Stated goal >>
Each record below should be repeated precisely as written.

Entries shown >>
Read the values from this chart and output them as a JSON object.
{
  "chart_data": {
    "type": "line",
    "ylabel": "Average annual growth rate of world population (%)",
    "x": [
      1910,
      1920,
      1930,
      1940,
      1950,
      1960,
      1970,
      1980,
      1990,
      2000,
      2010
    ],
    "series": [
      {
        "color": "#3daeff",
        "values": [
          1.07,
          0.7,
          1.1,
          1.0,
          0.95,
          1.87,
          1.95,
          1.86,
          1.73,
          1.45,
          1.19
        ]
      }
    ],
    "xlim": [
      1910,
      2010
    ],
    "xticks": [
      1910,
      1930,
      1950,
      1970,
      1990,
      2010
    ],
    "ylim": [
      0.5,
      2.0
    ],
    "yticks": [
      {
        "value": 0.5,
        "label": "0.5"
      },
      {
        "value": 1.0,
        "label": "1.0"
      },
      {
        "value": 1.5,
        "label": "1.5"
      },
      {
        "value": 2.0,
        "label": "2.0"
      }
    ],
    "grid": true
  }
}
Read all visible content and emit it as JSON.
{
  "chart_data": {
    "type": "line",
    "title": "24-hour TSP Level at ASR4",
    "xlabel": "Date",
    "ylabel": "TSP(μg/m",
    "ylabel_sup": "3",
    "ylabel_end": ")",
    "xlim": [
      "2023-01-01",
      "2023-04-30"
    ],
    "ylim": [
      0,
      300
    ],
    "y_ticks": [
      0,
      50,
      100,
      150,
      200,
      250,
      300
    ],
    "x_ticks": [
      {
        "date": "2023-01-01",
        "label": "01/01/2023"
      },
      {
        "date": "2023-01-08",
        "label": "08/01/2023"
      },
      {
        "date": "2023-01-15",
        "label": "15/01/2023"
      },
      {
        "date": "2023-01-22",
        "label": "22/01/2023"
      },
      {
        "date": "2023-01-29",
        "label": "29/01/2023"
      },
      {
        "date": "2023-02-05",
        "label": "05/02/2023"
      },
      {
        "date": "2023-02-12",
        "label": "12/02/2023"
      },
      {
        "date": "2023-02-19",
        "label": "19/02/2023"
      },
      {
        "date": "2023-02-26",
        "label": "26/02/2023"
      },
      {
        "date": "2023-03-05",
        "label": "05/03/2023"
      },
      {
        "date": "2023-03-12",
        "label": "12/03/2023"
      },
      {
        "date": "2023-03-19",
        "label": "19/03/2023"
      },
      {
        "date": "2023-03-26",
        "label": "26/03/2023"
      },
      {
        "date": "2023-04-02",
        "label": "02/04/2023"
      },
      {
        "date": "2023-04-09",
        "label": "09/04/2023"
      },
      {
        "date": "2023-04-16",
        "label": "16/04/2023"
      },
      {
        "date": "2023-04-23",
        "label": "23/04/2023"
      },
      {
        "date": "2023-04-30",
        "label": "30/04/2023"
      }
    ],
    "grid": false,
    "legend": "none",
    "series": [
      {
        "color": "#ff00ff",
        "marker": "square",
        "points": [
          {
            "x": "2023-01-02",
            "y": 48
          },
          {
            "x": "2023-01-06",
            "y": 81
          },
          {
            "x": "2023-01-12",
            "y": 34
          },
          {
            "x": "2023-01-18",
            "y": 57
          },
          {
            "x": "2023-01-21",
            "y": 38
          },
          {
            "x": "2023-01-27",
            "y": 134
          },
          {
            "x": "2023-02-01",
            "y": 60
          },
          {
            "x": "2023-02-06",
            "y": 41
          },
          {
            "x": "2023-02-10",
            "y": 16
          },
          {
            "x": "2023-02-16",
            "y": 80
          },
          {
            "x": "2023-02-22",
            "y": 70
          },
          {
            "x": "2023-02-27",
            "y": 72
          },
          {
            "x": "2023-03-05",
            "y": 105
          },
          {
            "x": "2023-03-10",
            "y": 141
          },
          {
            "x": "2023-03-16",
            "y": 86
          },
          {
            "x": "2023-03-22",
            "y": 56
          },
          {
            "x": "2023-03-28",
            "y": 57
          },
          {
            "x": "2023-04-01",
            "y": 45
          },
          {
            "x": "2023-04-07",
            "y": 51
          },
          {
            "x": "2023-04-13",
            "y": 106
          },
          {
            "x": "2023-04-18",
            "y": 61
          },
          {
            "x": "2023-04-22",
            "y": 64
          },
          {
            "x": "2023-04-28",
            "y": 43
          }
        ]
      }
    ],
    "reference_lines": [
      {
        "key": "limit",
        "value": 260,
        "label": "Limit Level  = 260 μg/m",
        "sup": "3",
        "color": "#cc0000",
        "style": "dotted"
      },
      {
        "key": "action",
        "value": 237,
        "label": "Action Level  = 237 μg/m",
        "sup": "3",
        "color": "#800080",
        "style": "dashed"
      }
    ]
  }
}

Task answer >>
Read the values from this chart and output them as a JSON object.
{
  "chart_data": {
    "type": "line",
    "ylabel": "Average annual growth rate of world population (%)",
    "x": [
      1910,
      1920,
      1930,
      1940,
      1950,
      1960,
      1970,
      1980,
      1990,
      2000,
      2010
    ],
    "series": [
      {
        "color": "#3daeff",
        "values": [
          1.07,
          0.7,
          1.1,
          1.0,
          0.95,
          1.87,
          1.95,
          1.86,
          1.73,
          1.45,
          1.19
        ]
      }
    ],
    "xlim": [
      1910,
      2010
    ],
    "xticks": [
      1910,
      1930,
      1950,
      1970,
      1990,
      2010
    ],
    "ylim": [
      0.5,
      2.0
    ],
    "yticks": [
      {
        "value": 0.5,
        "label": "0.5"
      },
      {
        "value": 1.0,
        "label": "1.0"
      },
      {
        "value": 1.5,
        "label": "1.5"
      },
      {
        "value": 2.0,
        "label": "2.0"
      }
    ],
    "grid": true
  }
}
Read all visible content and emit it as JSON.
{
  "chart_data": {
    "type": "line",
    "title": "24-hour TSP Level at ASR4",
    "xlabel": "Date",
    "ylabel": "TSP(μg/m",
    "ylabel_sup": "3",
    "ylabel_end": ")",
    "xlim": [
      "2023-01-01",
      "2023-04-30"
    ],
    "ylim": [
      0,
      300
    ],
    "y_ticks": [
      0,
      50,
      100,
      150,
      200,
      250,
      300
    ],
    "x_ticks": [
      {
        "date": "2023-01-01",
        "label": "01/01/2023"
      },
      {
        "date": "2023-01-08",
        "label": "08/01/2023"
      },
      {
        "date": "2023-01-15",
        "label": "15/01/2023"
      },
      {
        "date": "2023-01-22",
        "label": "22/01/2023"
      },
      {
        "date": "2023-01-29",
        "label": "29/01/2023"
      },
      {
        "date": "2023-02-05",
        "label": "05/02/2023"
      },
      {
        "date": "2023-02-12",
        "label": "12/02/2023"
      },
      {
        "date": "2023-02-19",
        "label": "19/02/2023"
      },
      {
        "date": "2023-02-26",
        "label": "26/02/2023"
      },
      {
        "date": "2023-03-05",
        "label": "05/03/2023"
      },
      {
        "date": "2023-03-12",
        "label": "12/03/2023"
      },
      {
        "date": "2023-03-19",
        "label": "19/03/2023"
      },
      {
        "date": "2023-03-26",
        "label": "26/03/2023"
      },
      {
        "date": "2023-04-02",
        "label": "02/04/2023"
      },
      {
        "date": "2023-04-09",
        "label": "09/04/2023"
      },
      {
        "date": "2023-04-16",
        "label": "16/04/2023"
      },
      {
        "date": "2023-04-23",
        "label": "23/04/2023"
      },
      {
        "date": "2023-04-30",
        "label": "30/04/2023"
      }
    ],
    "grid": false,
    "legend": "none",
    "series": [
      {
        "color": "#ff00ff",
        "marker": "square",
        "points": [
          {
            "x": "2023-01-02",
            "y": 48
          },
          {
            "x": "2023-01-06",
            "y": 81
          },
          {
            "x": "2023-01-12",
            "y": 34
          },
          {
            "x": "2023-01-18",
            "y": 57
          },
          {
            "x": "2023-01-21",
            "y": 38
          },
          {
            "x": "2023-01-27",
            "y": 134
          },
          {
            "x": "2023-02-01",
            "y": 60
          },
          {
            "x": "2023-02-06",
            "y": 41
          },
          {
            "x": "2023-02-10",
            "y": 16
          },
          {
            "x": "2023-02-16",
            "y": 80
          },
          {
            "x": "2023-02-22",
            "y": 70
          },
          {
            "x": "2023-02-27",
            "y": 72
          },
          {
            "x": "2023-03-05",
            "y": 105
          },
          {
            "x": "2023-03-10",
            "y": 141
          },
          {
            "x": "2023-03-16",
            "y": 86
          },
          {
            "x": "2023-03-22",
            "y": 56
          },
          {
            "x": "2023-03-28",
            "y": 57
          },
          {
            "x": "2023-04-01",
            "y": 45
          },
          {
            "x": "2023-04-07",
            "y": 51
          },
          {
            "x": "2023-04-13",
            "y": 106
          },
          {
            "x": "2023-04-18",
            "y": 61
          },
          {
            "x": "2023-04-22",
            "y": 64
          },
          {
            "x": "2023-04-28",
            "y": 43
          }
        ]
      }
    ],
    "reference_lines": [
      {
        "key": "limit",
        "value": 260,
        "label": "Limit Level  = 260 μg/m",
        "sup": "3",
        "color": "#cc0000",
        "style": "dotted"
      },
      {
        "key": "action",
        "value": 237,
        "label": "Action Level  = 237 μg/m",
        "sup": "3",
        "color": "#800080",
        "style": "dashed"
      }
    ]
  }
}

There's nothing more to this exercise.